▸ **Extracted information**:
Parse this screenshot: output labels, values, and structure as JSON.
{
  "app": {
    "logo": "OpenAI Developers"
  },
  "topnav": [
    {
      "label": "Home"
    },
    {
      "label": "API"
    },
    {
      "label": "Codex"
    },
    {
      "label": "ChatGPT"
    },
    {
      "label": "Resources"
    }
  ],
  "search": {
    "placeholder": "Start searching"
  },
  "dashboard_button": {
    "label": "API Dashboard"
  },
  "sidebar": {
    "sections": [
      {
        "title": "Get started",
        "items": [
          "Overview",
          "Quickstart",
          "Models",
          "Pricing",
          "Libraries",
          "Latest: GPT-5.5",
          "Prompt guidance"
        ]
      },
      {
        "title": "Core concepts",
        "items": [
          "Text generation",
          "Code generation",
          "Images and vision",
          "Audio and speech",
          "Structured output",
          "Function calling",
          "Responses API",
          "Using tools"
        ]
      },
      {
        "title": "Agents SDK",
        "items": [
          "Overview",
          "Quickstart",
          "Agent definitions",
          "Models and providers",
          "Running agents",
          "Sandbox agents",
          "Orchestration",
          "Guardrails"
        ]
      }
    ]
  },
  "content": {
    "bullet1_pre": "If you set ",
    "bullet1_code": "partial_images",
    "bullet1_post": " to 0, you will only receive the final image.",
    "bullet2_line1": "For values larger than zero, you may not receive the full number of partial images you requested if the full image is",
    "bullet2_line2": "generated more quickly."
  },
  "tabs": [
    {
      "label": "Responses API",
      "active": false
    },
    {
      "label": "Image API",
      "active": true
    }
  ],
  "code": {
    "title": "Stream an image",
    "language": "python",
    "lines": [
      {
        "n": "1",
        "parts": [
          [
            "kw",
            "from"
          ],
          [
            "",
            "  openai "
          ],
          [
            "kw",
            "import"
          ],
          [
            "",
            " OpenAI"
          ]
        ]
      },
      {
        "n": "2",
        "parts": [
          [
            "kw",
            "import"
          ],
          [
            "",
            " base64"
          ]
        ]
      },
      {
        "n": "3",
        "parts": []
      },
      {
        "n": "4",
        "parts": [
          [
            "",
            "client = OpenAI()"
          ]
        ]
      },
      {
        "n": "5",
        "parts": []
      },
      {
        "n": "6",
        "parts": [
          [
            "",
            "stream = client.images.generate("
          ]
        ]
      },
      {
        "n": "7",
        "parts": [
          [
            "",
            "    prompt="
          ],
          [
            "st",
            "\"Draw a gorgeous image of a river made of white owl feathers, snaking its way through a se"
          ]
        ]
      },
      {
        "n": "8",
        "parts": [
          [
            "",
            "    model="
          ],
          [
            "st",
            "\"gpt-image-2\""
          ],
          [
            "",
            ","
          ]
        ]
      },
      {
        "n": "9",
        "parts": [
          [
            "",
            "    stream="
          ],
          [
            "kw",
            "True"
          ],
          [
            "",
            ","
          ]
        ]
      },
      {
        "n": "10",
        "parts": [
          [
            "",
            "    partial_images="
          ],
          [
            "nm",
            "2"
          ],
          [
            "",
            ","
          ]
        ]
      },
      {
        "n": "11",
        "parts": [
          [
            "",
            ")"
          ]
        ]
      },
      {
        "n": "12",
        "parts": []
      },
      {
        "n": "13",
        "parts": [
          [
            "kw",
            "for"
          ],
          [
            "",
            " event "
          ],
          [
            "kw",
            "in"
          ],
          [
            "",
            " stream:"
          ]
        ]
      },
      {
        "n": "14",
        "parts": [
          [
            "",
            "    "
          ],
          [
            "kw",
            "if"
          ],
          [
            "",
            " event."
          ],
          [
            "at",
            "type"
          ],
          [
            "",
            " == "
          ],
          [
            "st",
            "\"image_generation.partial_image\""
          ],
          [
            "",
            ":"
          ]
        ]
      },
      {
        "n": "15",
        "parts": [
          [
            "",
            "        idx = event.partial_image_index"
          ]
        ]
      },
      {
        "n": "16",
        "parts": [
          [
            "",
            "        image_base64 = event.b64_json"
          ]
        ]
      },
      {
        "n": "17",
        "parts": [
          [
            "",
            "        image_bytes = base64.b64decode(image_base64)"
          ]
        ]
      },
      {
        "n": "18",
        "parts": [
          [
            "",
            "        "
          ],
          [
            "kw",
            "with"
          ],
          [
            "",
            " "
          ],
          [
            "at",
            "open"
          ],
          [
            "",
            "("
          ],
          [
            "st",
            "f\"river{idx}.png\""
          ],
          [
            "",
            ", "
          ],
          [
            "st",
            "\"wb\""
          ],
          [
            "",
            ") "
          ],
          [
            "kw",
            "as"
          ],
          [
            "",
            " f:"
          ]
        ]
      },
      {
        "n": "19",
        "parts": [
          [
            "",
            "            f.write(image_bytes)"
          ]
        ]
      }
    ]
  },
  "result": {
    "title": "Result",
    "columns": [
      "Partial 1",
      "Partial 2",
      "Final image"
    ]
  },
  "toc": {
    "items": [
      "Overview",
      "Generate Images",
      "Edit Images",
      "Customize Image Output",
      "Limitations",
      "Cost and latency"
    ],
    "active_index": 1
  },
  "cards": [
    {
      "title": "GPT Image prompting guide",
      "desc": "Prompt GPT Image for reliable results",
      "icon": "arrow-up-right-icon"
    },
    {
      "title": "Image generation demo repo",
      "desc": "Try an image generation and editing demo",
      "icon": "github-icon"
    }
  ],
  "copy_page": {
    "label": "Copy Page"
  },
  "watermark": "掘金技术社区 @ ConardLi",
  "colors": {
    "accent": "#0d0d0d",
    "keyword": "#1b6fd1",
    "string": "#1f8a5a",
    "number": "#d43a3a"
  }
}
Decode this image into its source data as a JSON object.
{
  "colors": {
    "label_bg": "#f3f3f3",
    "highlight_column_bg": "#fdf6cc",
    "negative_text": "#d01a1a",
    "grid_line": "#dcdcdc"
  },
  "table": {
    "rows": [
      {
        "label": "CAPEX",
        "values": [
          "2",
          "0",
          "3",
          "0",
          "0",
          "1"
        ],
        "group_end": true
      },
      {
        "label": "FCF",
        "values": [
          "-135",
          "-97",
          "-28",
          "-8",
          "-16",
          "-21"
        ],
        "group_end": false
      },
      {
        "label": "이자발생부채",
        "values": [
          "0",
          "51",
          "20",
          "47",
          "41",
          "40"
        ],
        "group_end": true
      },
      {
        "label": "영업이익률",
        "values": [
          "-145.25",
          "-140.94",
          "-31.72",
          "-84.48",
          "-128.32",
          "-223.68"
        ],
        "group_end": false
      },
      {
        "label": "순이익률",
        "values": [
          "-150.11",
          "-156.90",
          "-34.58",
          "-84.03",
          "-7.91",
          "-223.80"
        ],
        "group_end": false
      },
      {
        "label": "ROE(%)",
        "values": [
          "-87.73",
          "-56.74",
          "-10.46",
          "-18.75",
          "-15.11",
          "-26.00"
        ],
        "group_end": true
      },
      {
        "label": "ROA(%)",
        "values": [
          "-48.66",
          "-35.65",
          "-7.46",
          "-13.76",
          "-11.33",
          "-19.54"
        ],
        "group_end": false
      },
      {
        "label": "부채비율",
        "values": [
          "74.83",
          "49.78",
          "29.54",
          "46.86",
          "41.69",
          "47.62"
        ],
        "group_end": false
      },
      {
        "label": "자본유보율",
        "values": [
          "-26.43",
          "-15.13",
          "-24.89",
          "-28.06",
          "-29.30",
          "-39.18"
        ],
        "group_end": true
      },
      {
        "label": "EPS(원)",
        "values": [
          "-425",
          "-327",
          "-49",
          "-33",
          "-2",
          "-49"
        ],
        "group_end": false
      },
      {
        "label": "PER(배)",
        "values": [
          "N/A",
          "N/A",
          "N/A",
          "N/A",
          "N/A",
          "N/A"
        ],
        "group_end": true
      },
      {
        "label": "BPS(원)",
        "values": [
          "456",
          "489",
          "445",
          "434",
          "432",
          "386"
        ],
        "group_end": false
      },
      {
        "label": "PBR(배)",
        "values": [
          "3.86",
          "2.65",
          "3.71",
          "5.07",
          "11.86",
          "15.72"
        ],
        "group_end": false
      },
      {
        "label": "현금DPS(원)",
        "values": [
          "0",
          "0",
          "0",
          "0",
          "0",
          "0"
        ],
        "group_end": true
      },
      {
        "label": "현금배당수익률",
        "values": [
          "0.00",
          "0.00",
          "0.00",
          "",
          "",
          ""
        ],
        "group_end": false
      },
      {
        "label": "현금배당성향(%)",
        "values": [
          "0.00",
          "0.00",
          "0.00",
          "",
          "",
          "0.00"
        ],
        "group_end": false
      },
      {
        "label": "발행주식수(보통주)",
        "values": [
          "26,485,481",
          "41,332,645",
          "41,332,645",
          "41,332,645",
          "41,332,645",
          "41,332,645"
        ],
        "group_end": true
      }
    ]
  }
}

▸ **Exercise prompt**: In the listing above, locate each line with "receive" and copy it.

▸ **Exercise solution**:
    "bullet1_post": " to 0, you will only receive the final image.",
    "bullet2_line1": "For values larger than zero, you may not receive the full number of partial images you requested if the full image is",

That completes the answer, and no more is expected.